## START Dataset content

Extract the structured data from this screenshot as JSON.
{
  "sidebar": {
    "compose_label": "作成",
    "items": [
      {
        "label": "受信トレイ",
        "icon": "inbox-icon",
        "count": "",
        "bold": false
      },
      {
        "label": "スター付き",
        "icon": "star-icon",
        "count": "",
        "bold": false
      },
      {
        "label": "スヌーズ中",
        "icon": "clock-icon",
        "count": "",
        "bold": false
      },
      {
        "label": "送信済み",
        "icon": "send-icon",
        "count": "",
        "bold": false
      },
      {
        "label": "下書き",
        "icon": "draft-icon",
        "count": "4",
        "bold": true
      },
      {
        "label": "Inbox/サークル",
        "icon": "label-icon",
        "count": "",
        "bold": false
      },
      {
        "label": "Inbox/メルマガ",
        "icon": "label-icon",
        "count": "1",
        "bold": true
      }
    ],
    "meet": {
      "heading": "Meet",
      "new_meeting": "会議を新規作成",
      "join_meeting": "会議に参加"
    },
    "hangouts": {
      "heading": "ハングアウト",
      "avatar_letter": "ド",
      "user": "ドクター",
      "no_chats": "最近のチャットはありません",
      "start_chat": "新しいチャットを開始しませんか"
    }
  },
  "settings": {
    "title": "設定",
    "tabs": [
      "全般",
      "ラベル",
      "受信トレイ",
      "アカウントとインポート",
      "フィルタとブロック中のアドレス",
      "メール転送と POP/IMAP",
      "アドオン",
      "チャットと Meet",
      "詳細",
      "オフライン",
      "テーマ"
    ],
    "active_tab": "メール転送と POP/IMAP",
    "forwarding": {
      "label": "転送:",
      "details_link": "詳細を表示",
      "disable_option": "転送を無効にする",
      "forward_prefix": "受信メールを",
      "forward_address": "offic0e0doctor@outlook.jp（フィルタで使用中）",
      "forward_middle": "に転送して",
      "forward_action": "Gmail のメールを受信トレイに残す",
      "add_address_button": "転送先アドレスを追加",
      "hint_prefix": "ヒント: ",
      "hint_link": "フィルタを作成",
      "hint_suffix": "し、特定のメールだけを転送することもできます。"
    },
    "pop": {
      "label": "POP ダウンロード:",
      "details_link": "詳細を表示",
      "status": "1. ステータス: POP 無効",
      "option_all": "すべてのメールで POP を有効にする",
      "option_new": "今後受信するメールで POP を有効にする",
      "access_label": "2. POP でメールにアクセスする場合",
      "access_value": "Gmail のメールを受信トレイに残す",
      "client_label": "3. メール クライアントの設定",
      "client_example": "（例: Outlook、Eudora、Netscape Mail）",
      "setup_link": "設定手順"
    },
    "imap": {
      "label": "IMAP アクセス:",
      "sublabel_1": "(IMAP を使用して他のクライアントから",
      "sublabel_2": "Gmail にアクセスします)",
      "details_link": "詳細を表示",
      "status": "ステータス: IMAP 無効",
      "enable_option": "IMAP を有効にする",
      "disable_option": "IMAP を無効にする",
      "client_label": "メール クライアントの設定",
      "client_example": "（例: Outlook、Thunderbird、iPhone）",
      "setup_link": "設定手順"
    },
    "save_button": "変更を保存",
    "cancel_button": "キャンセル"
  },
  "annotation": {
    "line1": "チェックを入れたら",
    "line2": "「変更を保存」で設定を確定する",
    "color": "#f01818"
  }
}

## END Dataset content

▶ _Required task_: Retype all of the material, keeping each line exact.

▶ _In response_:
Extract the structured data from this screenshot as JSON.
{
  "sidebar": {
    "compose_label": "作成",
    "items": [
      {
        "label": "受信トレイ",
        "icon": "inbox-icon",
        "count": "",
        "bold": false
      },
      {
        "label": "スター付き",
        "icon": "star-icon",
        "count": "",
        "bold": false
      },
      {
        "label": "スヌーズ中",
        "icon": "clock-icon",
        "count": "",
        "bold": false
      },
      {
        "label": "送信済み",
        "icon": "send-icon",
        "count": "",
        "bold": false
      },
      {
        "label": "下書き",
        "icon": "draft-icon",
        "count": "4",
        "bold": true
      },
      {
        "label": "Inbox/サークル",
        "icon": "label-icon",
        "count": "",
        "bold": false
      },
      {
        "label": "Inbox/メルマガ",
        "icon": "label-icon",
        "count": "1",
        "bold": true
      }
    ],
    "meet": {
      "heading": "Meet",
      "new_meeting": "会議を新規作成",
      "join_meeting": "会議に参加"
    },
    "hangouts": {
      "heading": "ハングアウト",
      "avatar_letter": "ド",
      "user": "ドクター",
      "no_chats": "最近のチャットはありません",
      "start_chat": "新しいチャットを開始しませんか"
    }
  },
  "settings": {
    "title": "設定",
    "tabs": [
      "全般",
      "ラベル",
      "受信トレイ",
      "アカウントとインポート",
      "フィルタとブロック中のアドレス",
      "メール転送と POP/IMAP",
      "アドオン",
      "チャットと Meet",
      "詳細",
      "オフライン",
      "テーマ"
    ],
    "active_tab": "メール転送と POP/IMAP",
    "forwarding": {
      "label": "転送:",
      "details_link": "詳細を表示",
      "disable_option": "転送を無効にする",
      "forward_prefix": "受信メールを",
      "forward_address": "offic0e0doctor@outlook.jp（フィルタで使用中）",
      "forward_middle": "に転送して",
      "forward_action": "Gmail のメールを受信トレイに残す",
      "add_address_button": "転送先アドレスを追加",
      "hint_prefix": "ヒント: ",
      "hint_link": "フィルタを作成",
      "hint_suffix": "し、特定のメールだけを転送することもできます。"
    },
    "pop": {
      "label": "POP ダウンロード:",
      "details_link": "詳細を表示",
      "status": "1. ステータス: POP 無効",
      "option_all": "すべてのメールで POP を有効にする",
      "option_new": "今後受信するメールで POP を有効にする",
      "access_label": "2. POP でメールにアクセスする場合",
      "access_value": "Gmail のメールを受信トレイに残す",
      "client_label": "3. メール クライアントの設定",
      "client_example": "（例: Outlook、Eudora、Netscape Mail）",
      "setup_link": "設定手順"
    },
    "imap": {
      "label": "IMAP アクセス:",
      "sublabel_1": "(IMAP を使用して他のクライアントから",
      "sublabel_2": "Gmail にアクセスします)",
      "details_link": "詳細を表示",
      "status": "ステータス: IMAP 無効",
      "enable_option": "IMAP を有効にする",
      "disable_option": "IMAP を無効にする",
      "client_label": "メール クライアントの設定",
      "client_example": "（例: Outlook、Thunderbird、iPhone）",
      "setup_link": "設定手順"
    },
    "save_button": "変更を保存",
    "cancel_button": "キャンセル"
  },
  "annotation": {
    "line1": "チェックを入れたら",
    "line2": "「変更を保存」で設定を確定する",
    "color": "#f01818"
  }
}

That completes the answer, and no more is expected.